> TASK DATA:
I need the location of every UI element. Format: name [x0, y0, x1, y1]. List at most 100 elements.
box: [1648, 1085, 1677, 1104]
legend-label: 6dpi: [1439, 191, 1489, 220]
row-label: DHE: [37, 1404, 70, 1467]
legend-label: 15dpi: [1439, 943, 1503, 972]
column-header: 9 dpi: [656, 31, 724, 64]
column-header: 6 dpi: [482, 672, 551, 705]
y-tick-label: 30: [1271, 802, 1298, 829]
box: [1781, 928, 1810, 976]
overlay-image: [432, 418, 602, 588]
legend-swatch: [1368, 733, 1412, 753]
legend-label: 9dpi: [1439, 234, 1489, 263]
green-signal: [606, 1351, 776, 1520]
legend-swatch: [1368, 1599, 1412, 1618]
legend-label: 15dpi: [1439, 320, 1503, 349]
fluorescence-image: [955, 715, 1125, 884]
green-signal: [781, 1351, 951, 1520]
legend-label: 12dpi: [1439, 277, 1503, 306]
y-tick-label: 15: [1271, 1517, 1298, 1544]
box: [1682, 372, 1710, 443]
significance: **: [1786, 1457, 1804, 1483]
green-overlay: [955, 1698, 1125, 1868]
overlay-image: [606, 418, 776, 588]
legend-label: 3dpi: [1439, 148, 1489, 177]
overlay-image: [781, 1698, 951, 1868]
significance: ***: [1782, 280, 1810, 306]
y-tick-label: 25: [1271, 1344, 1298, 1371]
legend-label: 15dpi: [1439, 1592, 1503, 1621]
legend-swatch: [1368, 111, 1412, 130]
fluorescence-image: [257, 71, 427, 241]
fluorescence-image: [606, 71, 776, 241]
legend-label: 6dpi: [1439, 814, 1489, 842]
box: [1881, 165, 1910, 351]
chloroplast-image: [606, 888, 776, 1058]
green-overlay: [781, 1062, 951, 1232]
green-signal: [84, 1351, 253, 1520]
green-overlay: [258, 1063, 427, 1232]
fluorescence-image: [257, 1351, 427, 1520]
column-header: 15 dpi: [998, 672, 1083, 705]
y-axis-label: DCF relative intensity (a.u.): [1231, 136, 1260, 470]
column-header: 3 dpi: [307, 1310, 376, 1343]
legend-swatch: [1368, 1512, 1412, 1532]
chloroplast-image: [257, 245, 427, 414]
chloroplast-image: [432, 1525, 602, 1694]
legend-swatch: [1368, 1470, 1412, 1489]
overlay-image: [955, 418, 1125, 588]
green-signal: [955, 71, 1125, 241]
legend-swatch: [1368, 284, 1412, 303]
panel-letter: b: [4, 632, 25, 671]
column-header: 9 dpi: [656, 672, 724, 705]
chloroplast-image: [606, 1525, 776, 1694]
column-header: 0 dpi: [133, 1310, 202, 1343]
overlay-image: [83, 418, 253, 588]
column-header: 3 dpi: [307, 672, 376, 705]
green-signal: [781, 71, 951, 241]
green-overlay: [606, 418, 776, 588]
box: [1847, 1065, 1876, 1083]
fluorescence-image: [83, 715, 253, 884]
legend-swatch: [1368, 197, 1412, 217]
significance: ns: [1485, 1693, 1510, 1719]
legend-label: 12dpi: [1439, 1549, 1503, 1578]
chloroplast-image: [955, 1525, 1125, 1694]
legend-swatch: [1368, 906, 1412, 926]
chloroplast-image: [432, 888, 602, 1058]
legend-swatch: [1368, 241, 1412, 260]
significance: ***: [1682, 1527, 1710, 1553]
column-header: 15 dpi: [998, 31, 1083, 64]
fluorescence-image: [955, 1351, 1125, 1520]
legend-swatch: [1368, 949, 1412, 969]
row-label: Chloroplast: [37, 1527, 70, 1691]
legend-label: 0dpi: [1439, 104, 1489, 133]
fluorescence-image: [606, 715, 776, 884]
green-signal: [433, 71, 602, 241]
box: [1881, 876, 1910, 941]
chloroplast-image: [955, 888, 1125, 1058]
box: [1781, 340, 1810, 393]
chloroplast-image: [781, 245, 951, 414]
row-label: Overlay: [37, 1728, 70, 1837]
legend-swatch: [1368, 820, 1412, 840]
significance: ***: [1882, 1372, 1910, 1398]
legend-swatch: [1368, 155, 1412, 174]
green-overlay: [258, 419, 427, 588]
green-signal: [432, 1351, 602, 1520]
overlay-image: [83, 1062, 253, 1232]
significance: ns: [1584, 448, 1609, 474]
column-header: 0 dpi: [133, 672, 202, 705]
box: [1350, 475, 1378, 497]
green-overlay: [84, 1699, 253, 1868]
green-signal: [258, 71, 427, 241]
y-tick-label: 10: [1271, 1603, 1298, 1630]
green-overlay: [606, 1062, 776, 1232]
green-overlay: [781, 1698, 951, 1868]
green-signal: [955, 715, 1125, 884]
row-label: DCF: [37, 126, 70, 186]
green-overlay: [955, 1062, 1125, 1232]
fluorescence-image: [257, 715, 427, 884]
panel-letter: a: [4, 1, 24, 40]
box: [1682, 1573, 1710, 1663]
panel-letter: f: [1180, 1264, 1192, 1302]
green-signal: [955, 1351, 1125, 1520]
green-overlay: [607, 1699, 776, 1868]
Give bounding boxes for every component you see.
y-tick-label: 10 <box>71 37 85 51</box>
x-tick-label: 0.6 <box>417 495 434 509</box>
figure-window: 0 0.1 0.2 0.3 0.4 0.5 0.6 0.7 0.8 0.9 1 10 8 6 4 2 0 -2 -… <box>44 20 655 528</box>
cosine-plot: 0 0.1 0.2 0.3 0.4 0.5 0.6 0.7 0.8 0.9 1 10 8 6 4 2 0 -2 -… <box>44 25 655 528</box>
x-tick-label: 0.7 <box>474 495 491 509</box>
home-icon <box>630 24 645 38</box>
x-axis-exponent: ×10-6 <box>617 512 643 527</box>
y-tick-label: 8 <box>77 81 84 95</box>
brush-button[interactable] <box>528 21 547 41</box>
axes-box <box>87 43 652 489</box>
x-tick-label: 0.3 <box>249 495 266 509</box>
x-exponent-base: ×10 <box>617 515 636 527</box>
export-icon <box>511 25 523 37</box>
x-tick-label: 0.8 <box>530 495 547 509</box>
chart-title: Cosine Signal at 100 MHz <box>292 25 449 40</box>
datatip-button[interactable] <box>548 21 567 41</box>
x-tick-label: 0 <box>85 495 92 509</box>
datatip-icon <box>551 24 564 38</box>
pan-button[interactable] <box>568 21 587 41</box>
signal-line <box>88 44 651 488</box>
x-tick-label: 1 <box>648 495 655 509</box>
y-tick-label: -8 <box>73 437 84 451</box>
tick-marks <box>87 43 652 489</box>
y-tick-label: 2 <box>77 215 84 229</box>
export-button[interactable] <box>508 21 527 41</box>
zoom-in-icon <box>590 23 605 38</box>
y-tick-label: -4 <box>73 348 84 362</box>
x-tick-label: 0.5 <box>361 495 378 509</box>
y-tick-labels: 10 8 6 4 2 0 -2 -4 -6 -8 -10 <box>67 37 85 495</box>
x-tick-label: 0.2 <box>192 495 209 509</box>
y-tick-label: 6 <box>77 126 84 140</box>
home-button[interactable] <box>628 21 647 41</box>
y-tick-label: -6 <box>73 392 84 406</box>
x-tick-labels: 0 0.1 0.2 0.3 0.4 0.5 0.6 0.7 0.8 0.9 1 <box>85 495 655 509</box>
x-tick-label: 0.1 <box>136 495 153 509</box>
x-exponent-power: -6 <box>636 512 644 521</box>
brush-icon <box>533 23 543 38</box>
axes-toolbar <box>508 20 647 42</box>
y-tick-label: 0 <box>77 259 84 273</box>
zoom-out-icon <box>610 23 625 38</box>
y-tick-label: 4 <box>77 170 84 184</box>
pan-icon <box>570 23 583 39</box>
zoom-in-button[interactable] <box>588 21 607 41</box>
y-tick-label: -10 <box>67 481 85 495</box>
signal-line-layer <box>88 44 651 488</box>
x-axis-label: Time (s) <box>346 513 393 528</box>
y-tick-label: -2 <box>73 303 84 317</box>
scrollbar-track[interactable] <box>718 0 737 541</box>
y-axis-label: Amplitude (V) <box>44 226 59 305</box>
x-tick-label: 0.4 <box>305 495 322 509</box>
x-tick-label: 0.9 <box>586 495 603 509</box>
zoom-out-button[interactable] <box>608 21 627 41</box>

> WHAT NEEDS TO BE DONE:
Can you copy the material word for word, starting at its very first line and ending at the line that contains "y-tick-label: 30: [1271, 802, 1298, 829]", with both of those lines included and nothing else?

> EXERCISE RESPONSE:
I need the location of every UI element. Format: name [x0, y0, x1, y1]. List at most 100 elements.
box: [1648, 1085, 1677, 1104]
legend-label: 6dpi: [1439, 191, 1489, 220]
row-label: DHE: [37, 1404, 70, 1467]
legend-label: 15dpi: [1439, 943, 1503, 972]
column-header: 9 dpi: [656, 31, 724, 64]
column-header: 6 dpi: [482, 672, 551, 705]
y-tick-label: 30: [1271, 802, 1298, 829]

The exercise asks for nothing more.